WRITTEN EXERCISE:
All of the data that follows should be retyped exactly, please, except the pictures.
--- START RECORDS FOR THIS EXERCISE ---
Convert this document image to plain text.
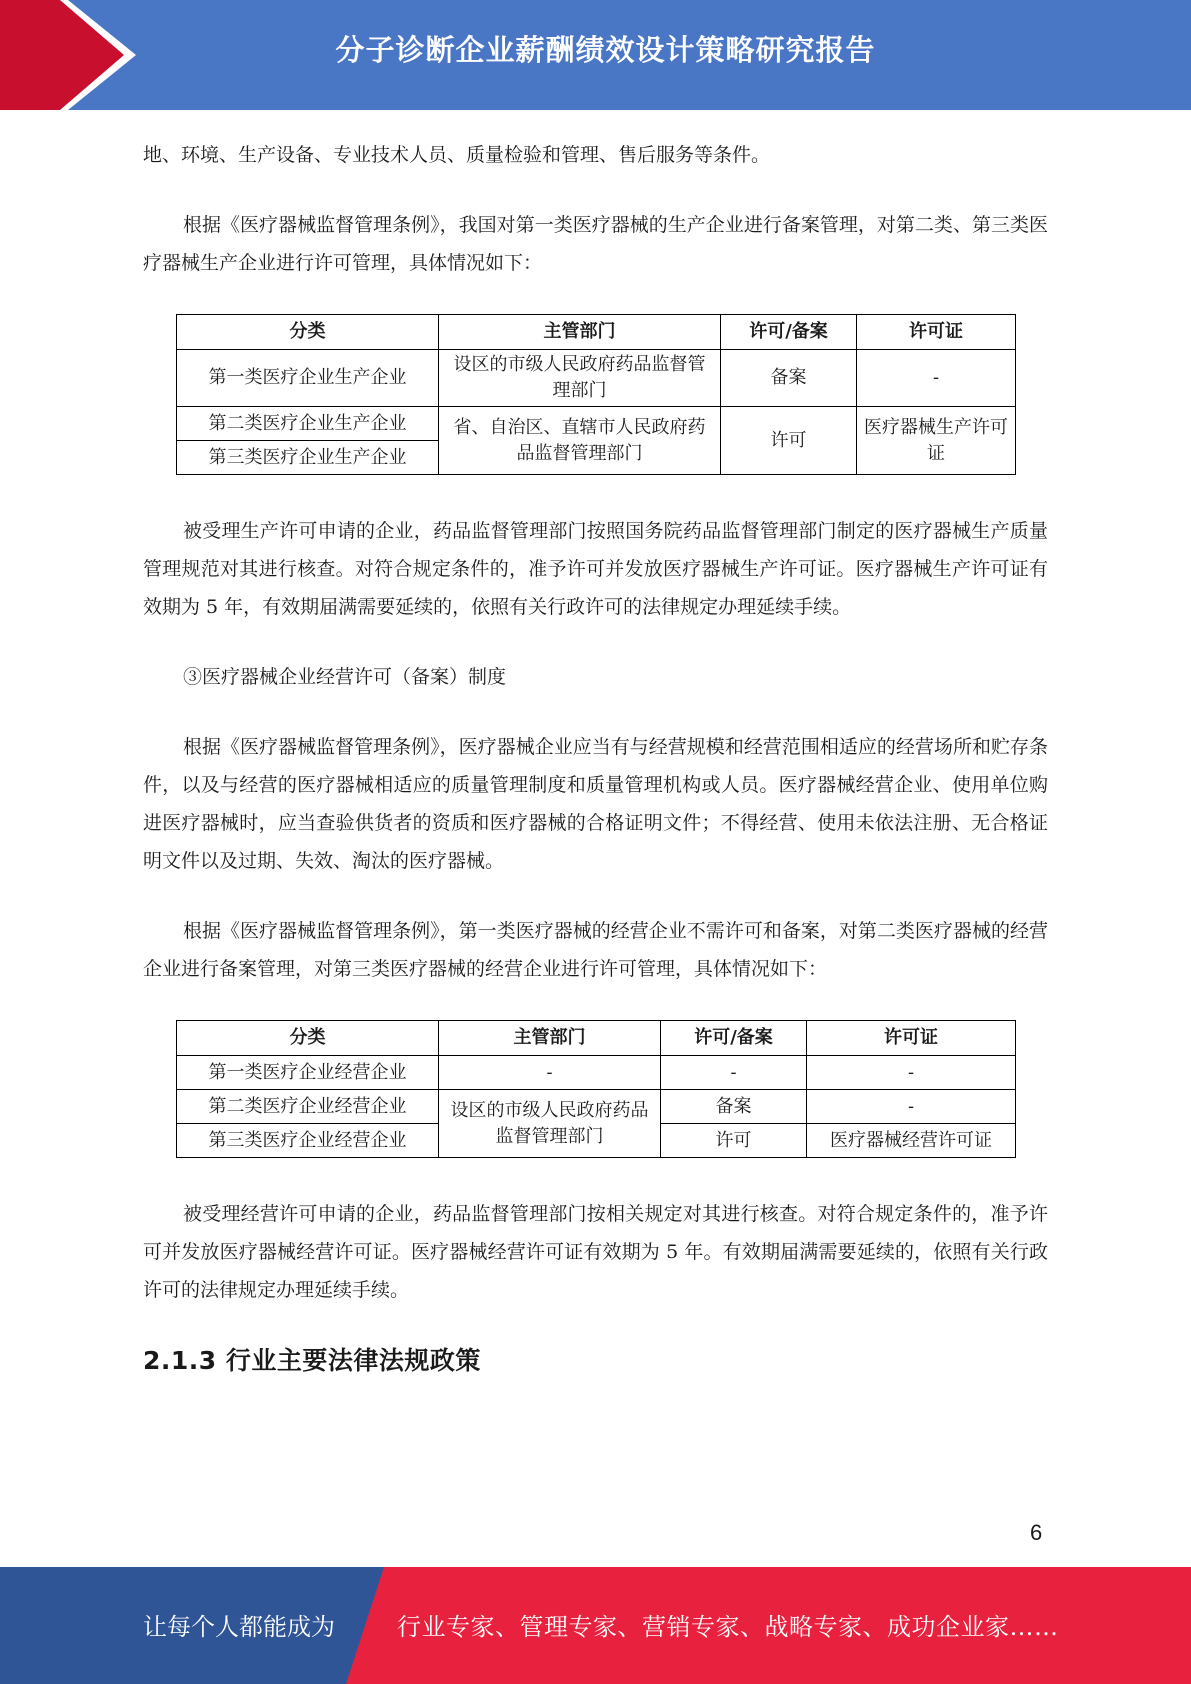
分子诊断企业薪酬绩效设计策略研究报告

地、环境、生产设备、专业技术人员、质量检验和管理、售后服务等条件。

根据《医疗器械监督管理条例》，我国对第一类医疗器械的生产企业进行备案管理，对第二类、第三类医疗器械生产企业进行许可管理，具体情况如下：

分类	主管部门	许可/备案	许可证
第一类医疗企业生产企业	设区的市级人民政府药品监督管理部门	备案	-
第二类医疗企业生产企业	省、自治区、直辖市人民政府药品监督管理部门	许可	医疗器械生产许可证
第三类医疗企业生产企业			

被受理生产许可申请的企业，药品监督管理部门按照国务院药品监督管理部门制定的医疗器械生产质量管理规范对其进行核查。对符合规定条件的，准予许可并发放医疗器械生产许可证。医疗器械生产许可证有效期为 5 年，有效期届满需要延续的，依照有关行政许可的法律规定办理延续手续。

③医疗器械企业经营许可（备案）制度

根据《医疗器械监督管理条例》，医疗器械企业应当有与经营规模和经营范围相适应的经营场所和贮存条件，以及与经营的医疗器械相适应的质量管理制度和质量管理机构或人员。医疗器械经营企业、使用单位购进医疗器械时，应当查验供货者的资质和医疗器械的合格证明文件；不得经营、使用未依法注册、无合格证明文件以及过期、失效、淘汰的医疗器械。

根据《医疗器械监督管理条例》，第一类医疗器械的经营企业不需许可和备案，对第二类医疗器械的经营企业进行备案管理，对第三类医疗器械的经营企业进行许可管理，具体情况如下：

分类	主管部门	许可/备案	许可证
第一类医疗企业经营企业	-	-	-
第二类医疗企业经营企业	设区的市级人民政府药品监督管理部门	备案	-
第三类医疗企业经营企业		许可	医疗器械经营许可证

被受理经营许可申请的企业，药品监督管理部门按相关规定对其进行核查。对符合规定条件的，准予许可并发放医疗器械经营许可证。医疗器械经营许可证有效期为 5 年。有效期届满需要延续的，依照有关行政许可的法律规定办理延续手续。

2.1.3 行业主要法律法规政策
6
让每个人都能成为	行业专家、管理专家、营销专家、战略专家、成功企业家……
--- END RECORDS FOR THIS EXERCISE ---
FINAL RESULT:
Convert this document image to plain text.
分子诊断企业薪酬绩效设计策略研究报告

地、环境、生产设备、专业技术人员、质量检验和管理、售后服务等条件。

根据《医疗器械监督管理条例》，我国对第一类医疗器械的生产企业进行备案管理，对第二类、第三类医疗器械生产企业进行许可管理，具体情况如下：

分类	主管部门	许可/备案	许可证
第一类医疗企业生产企业	设区的市级人民政府药品监督管理部门	备案	-
第二类医疗企业生产企业	省、自治区、直辖市人民政府药品监督管理部门	许可	医疗器械生产许可证
第三类医疗企业生产企业			

被受理生产许可申请的企业，药品监督管理部门按照国务院药品监督管理部门制定的医疗器械生产质量管理规范对其进行核查。对符合规定条件的，准予许可并发放医疗器械生产许可证。医疗器械生产许可证有效期为 5 年，有效期届满需要延续的，依照有关行政许可的法律规定办理延续手续。

③医疗器械企业经营许可（备案）制度

根据《医疗器械监督管理条例》，医疗器械企业应当有与经营规模和经营范围相适应的经营场所和贮存条件，以及与经营的医疗器械相适应的质量管理制度和质量管理机构或人员。医疗器械经营企业、使用单位购进医疗器械时，应当查验供货者的资质和医疗器械的合格证明文件；不得经营、使用未依法注册、无合格证明文件以及过期、失效、淘汰的医疗器械。

根据《医疗器械监督管理条例》，第一类医疗器械的经营企业不需许可和备案，对第二类医疗器械的经营企业进行备案管理，对第三类医疗器械的经营企业进行许可管理，具体情况如下：

分类	主管部门	许可/备案	许可证
第一类医疗企业经营企业	-	-	-
第二类医疗企业经营企业	设区的市级人民政府药品监督管理部门	备案	-
第三类医疗企业经营企业		许可	医疗器械经营许可证

被受理经营许可申请的企业，药品监督管理部门按相关规定对其进行核查。对符合规定条件的，准予许可并发放医疗器械经营许可证。医疗器械经营许可证有效期为 5 年。有效期届满需要延续的，依照有关行政许可的法律规定办理延续手续。

2.1.3 行业主要法律法规政策
6
让每个人都能成为	行业专家、管理专家、营销专家、战略专家、成功企业家……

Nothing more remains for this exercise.